======== Data section ========
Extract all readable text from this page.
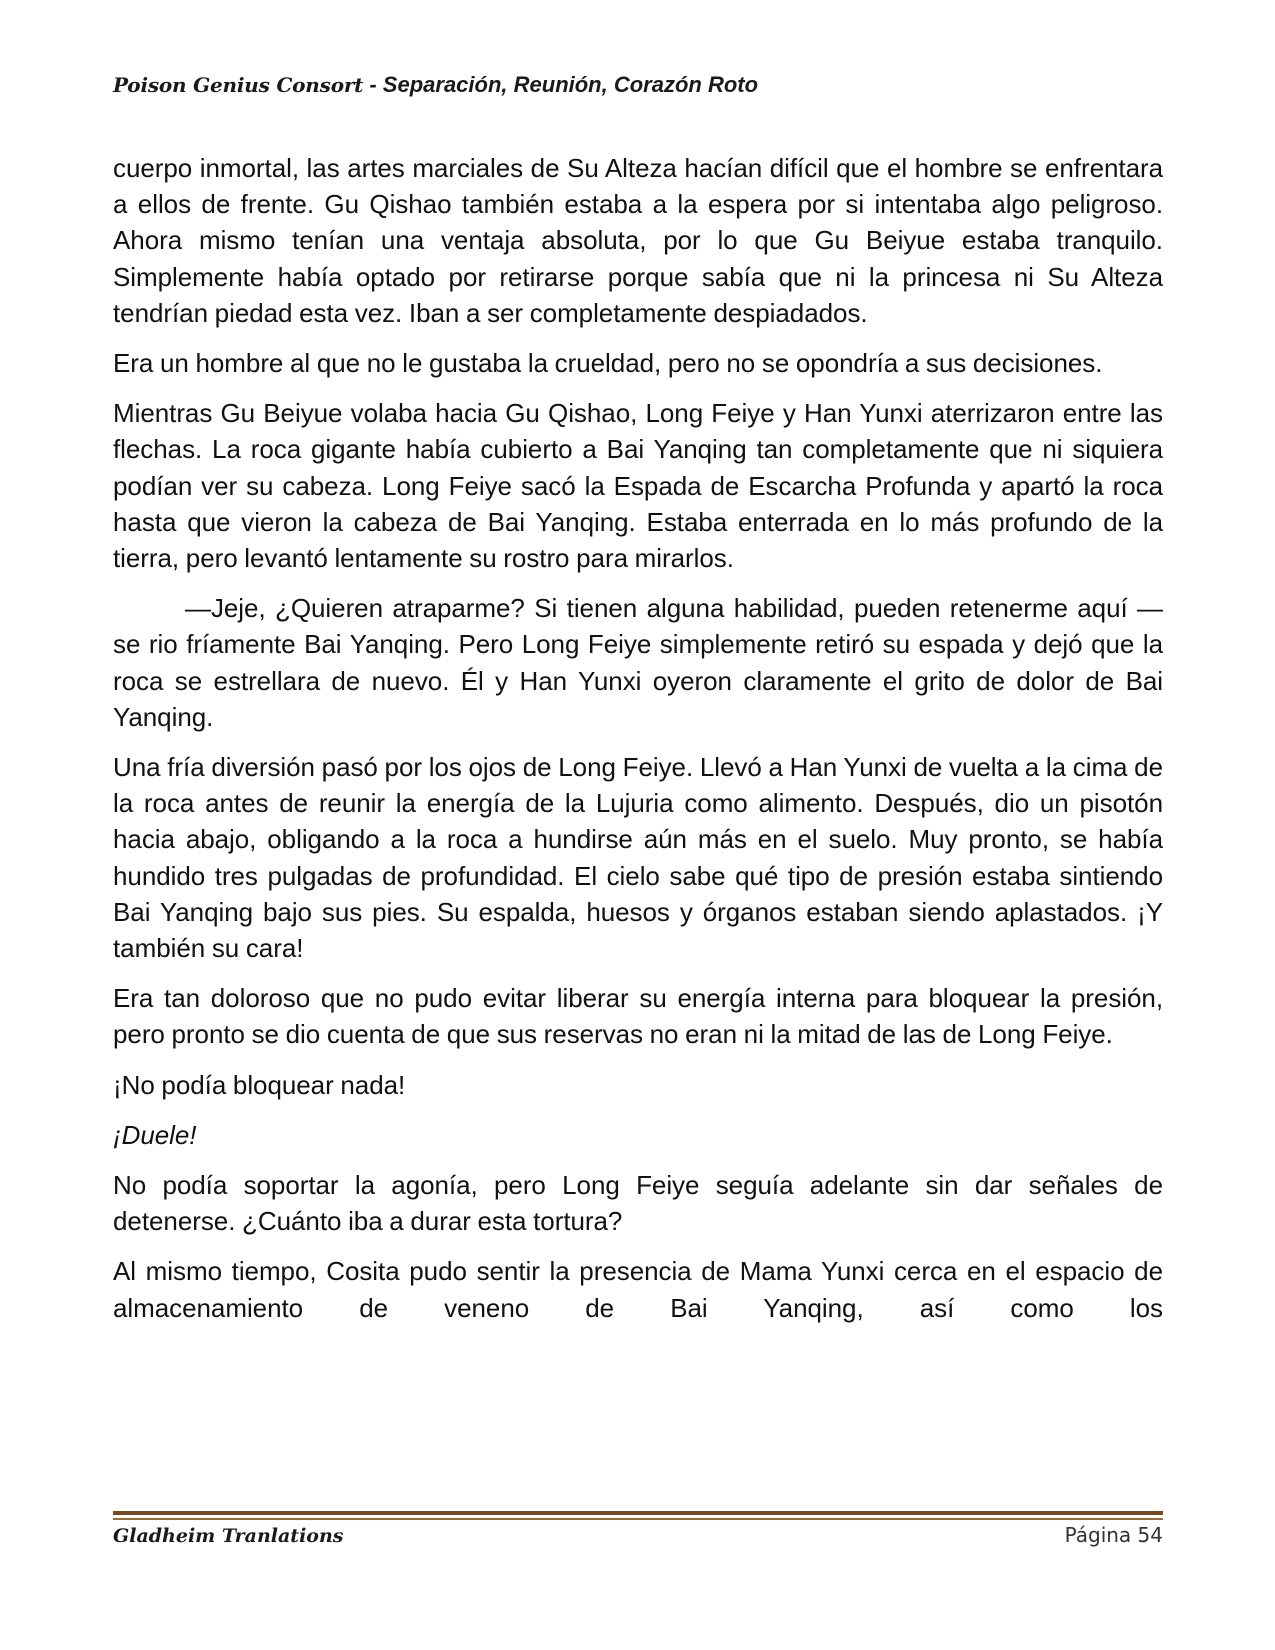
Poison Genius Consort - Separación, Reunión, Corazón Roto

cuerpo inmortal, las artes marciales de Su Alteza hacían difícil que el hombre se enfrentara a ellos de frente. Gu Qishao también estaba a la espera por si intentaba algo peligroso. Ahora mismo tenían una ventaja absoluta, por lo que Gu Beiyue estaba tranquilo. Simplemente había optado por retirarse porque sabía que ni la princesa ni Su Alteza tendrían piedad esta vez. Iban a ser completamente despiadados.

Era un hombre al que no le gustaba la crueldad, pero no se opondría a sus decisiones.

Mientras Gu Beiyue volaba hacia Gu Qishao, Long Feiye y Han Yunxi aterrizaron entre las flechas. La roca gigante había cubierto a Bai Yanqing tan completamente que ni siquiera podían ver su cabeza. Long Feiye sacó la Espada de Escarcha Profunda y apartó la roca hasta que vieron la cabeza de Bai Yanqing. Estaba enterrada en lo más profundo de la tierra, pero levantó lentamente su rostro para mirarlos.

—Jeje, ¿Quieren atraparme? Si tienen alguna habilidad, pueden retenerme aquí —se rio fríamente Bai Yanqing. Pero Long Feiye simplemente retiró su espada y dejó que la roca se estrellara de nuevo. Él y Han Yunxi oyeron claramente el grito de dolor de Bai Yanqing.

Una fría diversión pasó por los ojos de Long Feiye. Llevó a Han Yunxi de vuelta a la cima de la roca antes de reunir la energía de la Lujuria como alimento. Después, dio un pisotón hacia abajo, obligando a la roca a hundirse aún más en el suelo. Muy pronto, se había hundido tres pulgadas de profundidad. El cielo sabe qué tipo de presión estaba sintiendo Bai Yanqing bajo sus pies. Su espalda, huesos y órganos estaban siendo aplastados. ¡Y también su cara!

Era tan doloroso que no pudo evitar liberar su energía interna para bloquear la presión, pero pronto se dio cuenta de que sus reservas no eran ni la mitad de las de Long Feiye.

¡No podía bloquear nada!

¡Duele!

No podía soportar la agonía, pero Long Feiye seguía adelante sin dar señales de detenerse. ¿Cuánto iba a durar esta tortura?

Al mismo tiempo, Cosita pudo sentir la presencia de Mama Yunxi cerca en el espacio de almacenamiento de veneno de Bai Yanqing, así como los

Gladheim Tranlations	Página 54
========
======== Data section ========
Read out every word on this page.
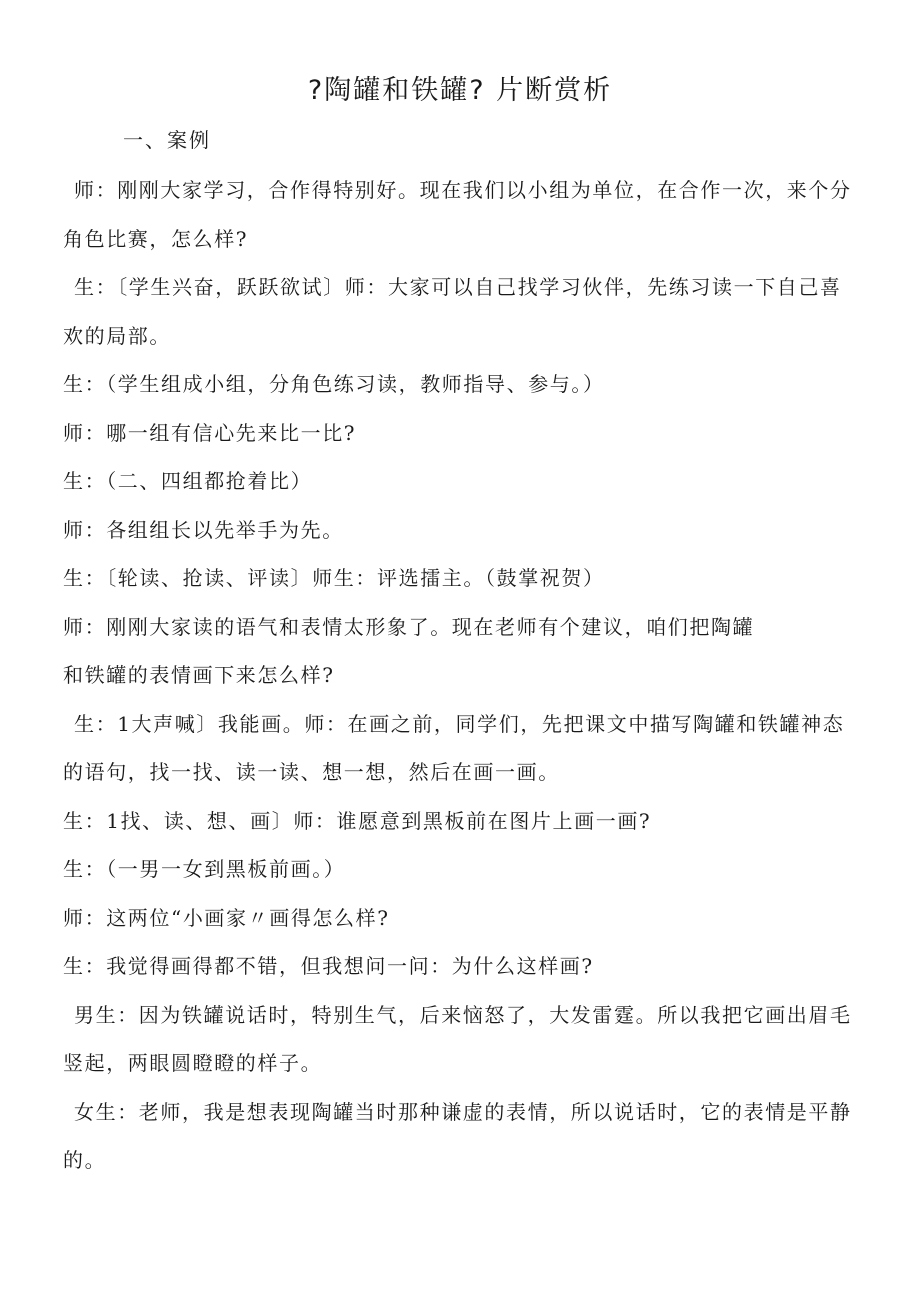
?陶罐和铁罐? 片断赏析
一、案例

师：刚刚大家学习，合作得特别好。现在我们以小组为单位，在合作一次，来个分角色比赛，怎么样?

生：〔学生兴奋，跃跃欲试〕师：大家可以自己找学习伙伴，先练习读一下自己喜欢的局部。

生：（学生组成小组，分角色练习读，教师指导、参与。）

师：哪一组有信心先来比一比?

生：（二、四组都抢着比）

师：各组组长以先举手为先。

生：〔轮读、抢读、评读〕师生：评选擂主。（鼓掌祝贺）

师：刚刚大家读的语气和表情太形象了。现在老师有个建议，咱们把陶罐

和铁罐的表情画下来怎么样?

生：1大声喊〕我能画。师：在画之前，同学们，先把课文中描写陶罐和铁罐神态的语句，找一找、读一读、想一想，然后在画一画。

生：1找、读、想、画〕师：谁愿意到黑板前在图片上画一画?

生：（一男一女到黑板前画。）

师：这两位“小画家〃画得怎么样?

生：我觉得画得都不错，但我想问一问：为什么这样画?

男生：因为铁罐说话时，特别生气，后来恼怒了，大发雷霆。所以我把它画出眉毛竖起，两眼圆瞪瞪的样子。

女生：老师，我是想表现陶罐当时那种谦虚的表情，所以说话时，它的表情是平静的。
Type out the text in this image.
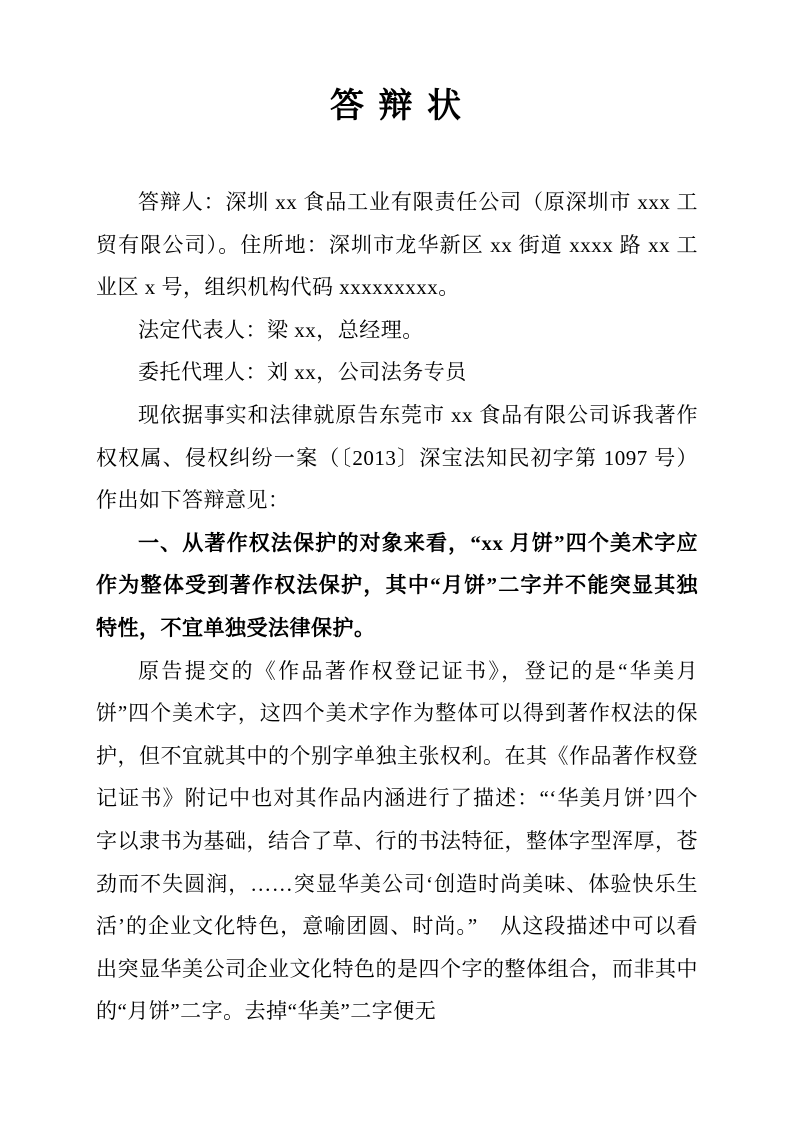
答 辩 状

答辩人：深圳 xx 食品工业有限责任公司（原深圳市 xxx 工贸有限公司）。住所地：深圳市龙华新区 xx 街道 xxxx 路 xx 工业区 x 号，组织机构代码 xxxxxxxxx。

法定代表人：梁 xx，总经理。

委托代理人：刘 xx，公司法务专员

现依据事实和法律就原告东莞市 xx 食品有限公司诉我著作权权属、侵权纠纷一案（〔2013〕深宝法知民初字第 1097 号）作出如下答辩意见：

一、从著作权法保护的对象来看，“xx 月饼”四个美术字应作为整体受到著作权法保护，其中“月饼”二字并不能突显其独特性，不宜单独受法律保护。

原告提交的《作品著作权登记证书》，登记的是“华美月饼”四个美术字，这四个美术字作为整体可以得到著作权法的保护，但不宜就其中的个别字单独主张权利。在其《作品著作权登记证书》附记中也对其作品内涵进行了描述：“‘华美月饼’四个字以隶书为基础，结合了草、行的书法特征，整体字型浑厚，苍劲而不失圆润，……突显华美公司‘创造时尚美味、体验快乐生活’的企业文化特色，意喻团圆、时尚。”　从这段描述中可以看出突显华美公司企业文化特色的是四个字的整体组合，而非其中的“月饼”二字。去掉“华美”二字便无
========
Pick out lines containing the word "page", each one as written.

Extract all readable text from this page.
Read out every word on this page.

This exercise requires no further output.